Data records:
◇ ◇ ◇ ◇

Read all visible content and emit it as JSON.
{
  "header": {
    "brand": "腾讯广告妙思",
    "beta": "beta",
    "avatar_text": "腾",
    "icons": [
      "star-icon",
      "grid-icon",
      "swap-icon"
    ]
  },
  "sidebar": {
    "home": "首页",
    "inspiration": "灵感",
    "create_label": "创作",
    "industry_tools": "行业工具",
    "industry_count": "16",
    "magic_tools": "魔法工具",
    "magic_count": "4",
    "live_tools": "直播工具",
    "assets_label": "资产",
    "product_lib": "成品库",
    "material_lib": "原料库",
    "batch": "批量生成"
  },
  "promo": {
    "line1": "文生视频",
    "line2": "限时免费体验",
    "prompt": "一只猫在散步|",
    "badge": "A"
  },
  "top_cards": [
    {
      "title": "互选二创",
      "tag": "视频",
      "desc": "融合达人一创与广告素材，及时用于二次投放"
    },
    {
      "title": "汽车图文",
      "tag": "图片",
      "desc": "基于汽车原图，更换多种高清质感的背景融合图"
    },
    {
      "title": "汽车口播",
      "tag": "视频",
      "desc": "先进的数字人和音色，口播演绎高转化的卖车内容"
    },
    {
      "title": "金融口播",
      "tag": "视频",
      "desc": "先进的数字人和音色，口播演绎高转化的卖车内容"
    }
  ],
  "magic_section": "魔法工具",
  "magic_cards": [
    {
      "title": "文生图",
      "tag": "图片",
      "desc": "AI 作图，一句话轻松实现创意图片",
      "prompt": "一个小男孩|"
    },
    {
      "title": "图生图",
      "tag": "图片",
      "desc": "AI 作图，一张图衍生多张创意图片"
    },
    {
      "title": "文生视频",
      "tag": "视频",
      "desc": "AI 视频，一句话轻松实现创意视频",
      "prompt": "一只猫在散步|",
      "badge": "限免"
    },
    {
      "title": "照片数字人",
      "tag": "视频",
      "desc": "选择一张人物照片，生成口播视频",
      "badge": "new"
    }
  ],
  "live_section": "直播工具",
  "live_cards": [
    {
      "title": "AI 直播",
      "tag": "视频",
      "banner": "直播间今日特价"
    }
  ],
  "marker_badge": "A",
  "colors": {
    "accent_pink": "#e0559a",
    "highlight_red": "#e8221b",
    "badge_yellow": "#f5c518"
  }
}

◇ ◇ ◇ ◇

WHAT TO DO:
Give the material above again, word for word.

EXPECTED OUTPUT:
Read all visible content and emit it as JSON.
{
  "header": {
    "brand": "腾讯广告妙思",
    "beta": "beta",
    "avatar_text": "腾",
    "icons": [
      "star-icon",
      "grid-icon",
      "swap-icon"
    ]
  },
  "sidebar": {
    "home": "首页",
    "inspiration": "灵感",
    "create_label": "创作",
    "industry_tools": "行业工具",
    "industry_count": "16",
    "magic_tools": "魔法工具",
    "magic_count": "4",
    "live_tools": "直播工具",
    "assets_label": "资产",
    "product_lib": "成品库",
    "material_lib": "原料库",
    "batch": "批量生成"
  },
  "promo": {
    "line1": "文生视频",
    "line2": "限时免费体验",
    "prompt": "一只猫在散步|",
    "badge": "A"
  },
  "top_cards": [
    {
      "title": "互选二创",
      "tag": "视频",
      "desc": "融合达人一创与广告素材，及时用于二次投放"
    },
    {
      "title": "汽车图文",
      "tag": "图片",
      "desc": "基于汽车原图，更换多种高清质感的背景融合图"
    },
    {
      "title": "汽车口播",
      "tag": "视频",
      "desc": "先进的数字人和音色，口播演绎高转化的卖车内容"
    },
    {
      "title": "金融口播",
      "tag": "视频",
      "desc": "先进的数字人和音色，口播演绎高转化的卖车内容"
    }
  ],
  "magic_section": "魔法工具",
  "magic_cards": [
    {
      "title": "文生图",
      "tag": "图片",
      "desc": "AI 作图，一句话轻松实现创意图片",
      "prompt": "一个小男孩|"
    },
    {
      "title": "图生图",
      "tag": "图片",
      "desc": "AI 作图，一张图衍生多张创意图片"
    },
    {
      "title": "文生视频",
      "tag": "视频",
      "desc": "AI 视频，一句话轻松实现创意视频",
      "prompt": "一只猫在散步|",
      "badge": "限免"
    },
    {
      "title": "照片数字人",
      "tag": "视频",
      "desc": "选择一张人物照片，生成口播视频",
      "badge": "new"
    }
  ],
  "live_section": "直播工具",
  "live_cards": [
    {
      "title": "AI 直播",
      "tag": "视频",
      "banner": "直播间今日特价"
    }
  ],
  "marker_badge": "A",
  "colors": {
    "accent_pink": "#e0559a",
    "highlight_red": "#e8221b",
    "badge_yellow": "#f5c518"
  }
}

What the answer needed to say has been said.